▶ _AIM OF THE EXERCISE_:
The listing below is to be output in its exact form.

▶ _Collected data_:
"""

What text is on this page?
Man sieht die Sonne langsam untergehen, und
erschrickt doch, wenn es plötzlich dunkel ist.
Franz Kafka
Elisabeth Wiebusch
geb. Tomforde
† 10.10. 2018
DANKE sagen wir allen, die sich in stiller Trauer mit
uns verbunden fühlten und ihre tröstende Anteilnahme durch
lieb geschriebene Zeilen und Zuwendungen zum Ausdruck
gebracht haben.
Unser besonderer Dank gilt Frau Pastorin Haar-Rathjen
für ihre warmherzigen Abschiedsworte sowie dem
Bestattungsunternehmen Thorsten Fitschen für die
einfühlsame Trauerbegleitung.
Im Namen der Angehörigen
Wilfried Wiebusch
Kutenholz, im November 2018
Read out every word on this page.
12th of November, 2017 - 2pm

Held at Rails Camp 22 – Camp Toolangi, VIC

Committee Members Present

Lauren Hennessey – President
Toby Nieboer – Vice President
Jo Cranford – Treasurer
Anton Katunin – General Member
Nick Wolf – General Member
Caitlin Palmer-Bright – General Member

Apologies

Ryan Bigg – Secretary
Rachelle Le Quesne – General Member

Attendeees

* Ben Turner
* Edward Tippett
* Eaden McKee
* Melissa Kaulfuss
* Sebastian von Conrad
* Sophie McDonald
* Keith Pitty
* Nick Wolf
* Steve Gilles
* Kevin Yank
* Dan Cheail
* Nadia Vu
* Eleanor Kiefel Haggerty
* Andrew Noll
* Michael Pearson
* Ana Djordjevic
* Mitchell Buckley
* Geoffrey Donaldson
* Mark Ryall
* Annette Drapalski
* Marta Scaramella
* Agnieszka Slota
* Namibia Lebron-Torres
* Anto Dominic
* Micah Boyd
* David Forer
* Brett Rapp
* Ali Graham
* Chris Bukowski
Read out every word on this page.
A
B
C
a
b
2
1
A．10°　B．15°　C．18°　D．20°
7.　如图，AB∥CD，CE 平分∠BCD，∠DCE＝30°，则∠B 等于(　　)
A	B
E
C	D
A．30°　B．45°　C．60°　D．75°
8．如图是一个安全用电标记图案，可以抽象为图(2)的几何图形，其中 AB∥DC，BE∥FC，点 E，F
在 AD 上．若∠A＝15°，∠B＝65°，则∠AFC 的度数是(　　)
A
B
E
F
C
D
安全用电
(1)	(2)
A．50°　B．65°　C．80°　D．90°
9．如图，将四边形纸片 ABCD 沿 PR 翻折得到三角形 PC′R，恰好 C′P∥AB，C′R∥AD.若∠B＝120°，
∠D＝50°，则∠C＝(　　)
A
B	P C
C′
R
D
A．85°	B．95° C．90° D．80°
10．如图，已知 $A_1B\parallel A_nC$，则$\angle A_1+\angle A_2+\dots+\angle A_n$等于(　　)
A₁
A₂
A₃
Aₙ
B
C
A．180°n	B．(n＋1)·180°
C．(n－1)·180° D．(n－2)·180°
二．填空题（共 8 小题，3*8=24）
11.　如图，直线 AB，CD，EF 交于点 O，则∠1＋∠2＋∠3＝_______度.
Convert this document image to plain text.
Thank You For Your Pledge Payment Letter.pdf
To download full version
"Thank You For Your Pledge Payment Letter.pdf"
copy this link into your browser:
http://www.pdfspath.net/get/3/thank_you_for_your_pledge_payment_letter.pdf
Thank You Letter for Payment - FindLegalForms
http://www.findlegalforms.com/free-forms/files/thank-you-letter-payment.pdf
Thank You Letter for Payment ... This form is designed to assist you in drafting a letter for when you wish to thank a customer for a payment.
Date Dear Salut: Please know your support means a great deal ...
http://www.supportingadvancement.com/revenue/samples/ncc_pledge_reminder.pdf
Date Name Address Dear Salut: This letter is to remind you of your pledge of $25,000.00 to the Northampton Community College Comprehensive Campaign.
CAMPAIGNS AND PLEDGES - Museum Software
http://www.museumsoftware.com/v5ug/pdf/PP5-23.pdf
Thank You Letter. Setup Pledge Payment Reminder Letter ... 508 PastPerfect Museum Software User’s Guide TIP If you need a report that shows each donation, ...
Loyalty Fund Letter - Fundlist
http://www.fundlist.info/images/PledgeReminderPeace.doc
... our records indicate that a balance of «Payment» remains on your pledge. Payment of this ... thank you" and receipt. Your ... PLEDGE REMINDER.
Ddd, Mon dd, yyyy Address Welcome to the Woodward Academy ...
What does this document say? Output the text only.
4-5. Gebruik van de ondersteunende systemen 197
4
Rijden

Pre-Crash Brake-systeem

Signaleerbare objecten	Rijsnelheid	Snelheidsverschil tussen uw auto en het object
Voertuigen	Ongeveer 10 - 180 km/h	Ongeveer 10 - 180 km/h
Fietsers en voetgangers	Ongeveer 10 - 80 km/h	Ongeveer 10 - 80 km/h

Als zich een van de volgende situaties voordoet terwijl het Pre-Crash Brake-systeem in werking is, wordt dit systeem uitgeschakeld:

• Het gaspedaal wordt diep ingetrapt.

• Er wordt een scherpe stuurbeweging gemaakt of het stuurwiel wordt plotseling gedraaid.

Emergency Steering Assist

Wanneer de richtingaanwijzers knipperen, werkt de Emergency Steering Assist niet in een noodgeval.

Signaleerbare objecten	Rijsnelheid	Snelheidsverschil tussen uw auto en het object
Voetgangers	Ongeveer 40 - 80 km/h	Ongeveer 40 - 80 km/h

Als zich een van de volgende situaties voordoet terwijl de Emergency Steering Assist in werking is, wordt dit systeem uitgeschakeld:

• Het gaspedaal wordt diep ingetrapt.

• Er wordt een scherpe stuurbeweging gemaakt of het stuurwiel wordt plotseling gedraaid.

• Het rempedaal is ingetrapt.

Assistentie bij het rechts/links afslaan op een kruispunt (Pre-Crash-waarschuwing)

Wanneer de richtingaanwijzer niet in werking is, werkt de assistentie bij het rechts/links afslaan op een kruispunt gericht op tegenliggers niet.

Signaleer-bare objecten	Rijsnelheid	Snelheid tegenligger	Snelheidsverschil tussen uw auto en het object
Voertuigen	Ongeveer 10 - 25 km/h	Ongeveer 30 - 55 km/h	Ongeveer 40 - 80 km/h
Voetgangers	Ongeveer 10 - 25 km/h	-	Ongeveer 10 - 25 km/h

"""

▶ _REPLY TO THE TASK_:
What text is on this page?
Man sieht die Sonne langsam untergehen, und
erschrickt doch, wenn es plötzlich dunkel ist.
Franz Kafka
Elisabeth Wiebusch
geb. Tomforde
† 10.10. 2018
DANKE sagen wir allen, die sich in stiller Trauer mit
uns verbunden fühlten und ihre tröstende Anteilnahme durch
lieb geschriebene Zeilen und Zuwendungen zum Ausdruck
gebracht haben.
Unser besonderer Dank gilt Frau Pastorin Haar-Rathjen
für ihre warmherzigen Abschiedsworte sowie dem
Bestattungsunternehmen Thorsten Fitschen für die
einfühlsame Trauerbegleitung.
Im Namen der Angehörigen
Wilfried Wiebusch
Kutenholz, im November 2018
Read out every word on this page.
12th of November, 2017 - 2pm

Held at Rails Camp 22 – Camp Toolangi, VIC

Committee Members Present

Lauren Hennessey – President
Toby Nieboer – Vice President
Jo Cranford – Treasurer
Anton Katunin – General Member
Nick Wolf – General Member
Caitlin Palmer-Bright – General Member

Apologies

Ryan Bigg – Secretary
Rachelle Le Quesne – General Member

Attendeees

* Ben Turner
* Edward Tippett
* Eaden McKee
* Melissa Kaulfuss
* Sebastian von Conrad
* Sophie McDonald
* Keith Pitty
* Nick Wolf
* Steve Gilles
* Kevin Yank
* Dan Cheail
* Nadia Vu
* Eleanor Kiefel Haggerty
* Andrew Noll
* Michael Pearson
* Ana Djordjevic
* Mitchell Buckley
* Geoffrey Donaldson
* Mark Ryall
* Annette Drapalski
* Marta Scaramella
* Agnieszka Slota
* Namibia Lebron-Torres
* Anto Dominic
* Micah Boyd
* David Forer
* Brett Rapp
* Ali Graham
* Chris Bukowski
Read out every word on this page.
A
B
C
a
b
2
1
A．10°　B．15°　C．18°　D．20°
7.　如图，AB∥CD，CE 平分∠BCD，∠DCE＝30°，则∠B 等于(　　)
A	B
E
C	D
A．30°　B．45°　C．60°　D．75°
8．如图是一个安全用电标记图案，可以抽象为图(2)的几何图形，其中 AB∥DC，BE∥FC，点 E，F
在 AD 上．若∠A＝15°，∠B＝65°，则∠AFC 的度数是(　　)
A
B
E
F
C
D
安全用电
(1)	(2)
A．50°　B．65°　C．80°　D．90°
9．如图，将四边形纸片 ABCD 沿 PR 翻折得到三角形 PC′R，恰好 C′P∥AB，C′R∥AD.若∠B＝120°，
∠D＝50°，则∠C＝(　　)
A
B	P C
C′
R
D
A．85°	B．95° C．90° D．80°
10．如图，已知 $A_1B\parallel A_nC$，则$\angle A_1+\angle A_2+\dots+\angle A_n$等于(　　)
A₁
A₂
A₃
Aₙ
B
C
A．180°n	B．(n＋1)·180°
C．(n－1)·180° D．(n－2)·180°
二．填空题（共 8 小题，3*8=24）
11.　如图，直线 AB，CD，EF 交于点 O，则∠1＋∠2＋∠3＝_______度.
Convert this document image to plain text.
Thank You For Your Pledge Payment Letter.pdf
To download full version
"Thank You For Your Pledge Payment Letter.pdf"
copy this link into your browser:
http://www.pdfspath.net/get/3/thank_you_for_your_pledge_payment_letter.pdf
Thank You Letter for Payment - FindLegalForms
http://www.findlegalforms.com/free-forms/files/thank-you-letter-payment.pdf
Thank You Letter for Payment ... This form is designed to assist you in drafting a letter for when you wish to thank a customer for a payment.
Date Dear Salut: Please know your support means a great deal ...
http://www.supportingadvancement.com/revenue/samples/ncc_pledge_reminder.pdf
Date Name Address Dear Salut: This letter is to remind you of your pledge of $25,000.00 to the Northampton Community College Comprehensive Campaign.
CAMPAIGNS AND PLEDGES - Museum Software
http://www.museumsoftware.com/v5ug/pdf/PP5-23.pdf
Thank You Letter. Setup Pledge Payment Reminder Letter ... 508 PastPerfect Museum Software User’s Guide TIP If you need a report that shows each donation, ...
Loyalty Fund Letter - Fundlist
http://www.fundlist.info/images/PledgeReminderPeace.doc
... our records indicate that a balance of «Payment» remains on your pledge. Payment of this ... thank you" and receipt. Your ... PLEDGE REMINDER.
Ddd, Mon dd, yyyy Address Welcome to the Woodward Academy ...
What does this document say? Output the text only.
4-5. Gebruik van de ondersteunende systemen 197
4
Rijden

Pre-Crash Brake-systeem

Signaleerbare objecten	Rijsnelheid	Snelheidsverschil tussen uw auto en het object
Voertuigen	Ongeveer 10 - 180 km/h	Ongeveer 10 - 180 km/h
Fietsers en voetgangers	Ongeveer 10 - 80 km/h	Ongeveer 10 - 80 km/h

Als zich een van de volgende situaties voordoet terwijl het Pre-Crash Brake-systeem in werking is, wordt dit systeem uitgeschakeld:

• Het gaspedaal wordt diep ingetrapt.

• Er wordt een scherpe stuurbeweging gemaakt of het stuurwiel wordt plotseling gedraaid.

Emergency Steering Assist

Wanneer de richtingaanwijzers knipperen, werkt de Emergency Steering Assist niet in een noodgeval.

Signaleerbare objecten	Rijsnelheid	Snelheidsverschil tussen uw auto en het object
Voetgangers	Ongeveer 40 - 80 km/h	Ongeveer 40 - 80 km/h

Als zich een van de volgende situaties voordoet terwijl de Emergency Steering Assist in werking is, wordt dit systeem uitgeschakeld:

• Het gaspedaal wordt diep ingetrapt.

• Er wordt een scherpe stuurbeweging gemaakt of het stuurwiel wordt plotseling gedraaid.

• Het rempedaal is ingetrapt.

Assistentie bij het rechts/links afslaan op een kruispunt (Pre-Crash-waarschuwing)

Wanneer de richtingaanwijzer niet in werking is, werkt de assistentie bij het rechts/links afslaan op een kruispunt gericht op tegenliggers niet.

Signaleer-bare objecten	Rijsnelheid	Snelheid tegenligger	Snelheidsverschil tussen uw auto en het object
Voertuigen	Ongeveer 10 - 25 km/h	Ongeveer 30 - 55 km/h	Ongeveer 40 - 80 km/h
Voetgangers	Ongeveer 10 - 25 km/h	-	Ongeveer 10 - 25 km/h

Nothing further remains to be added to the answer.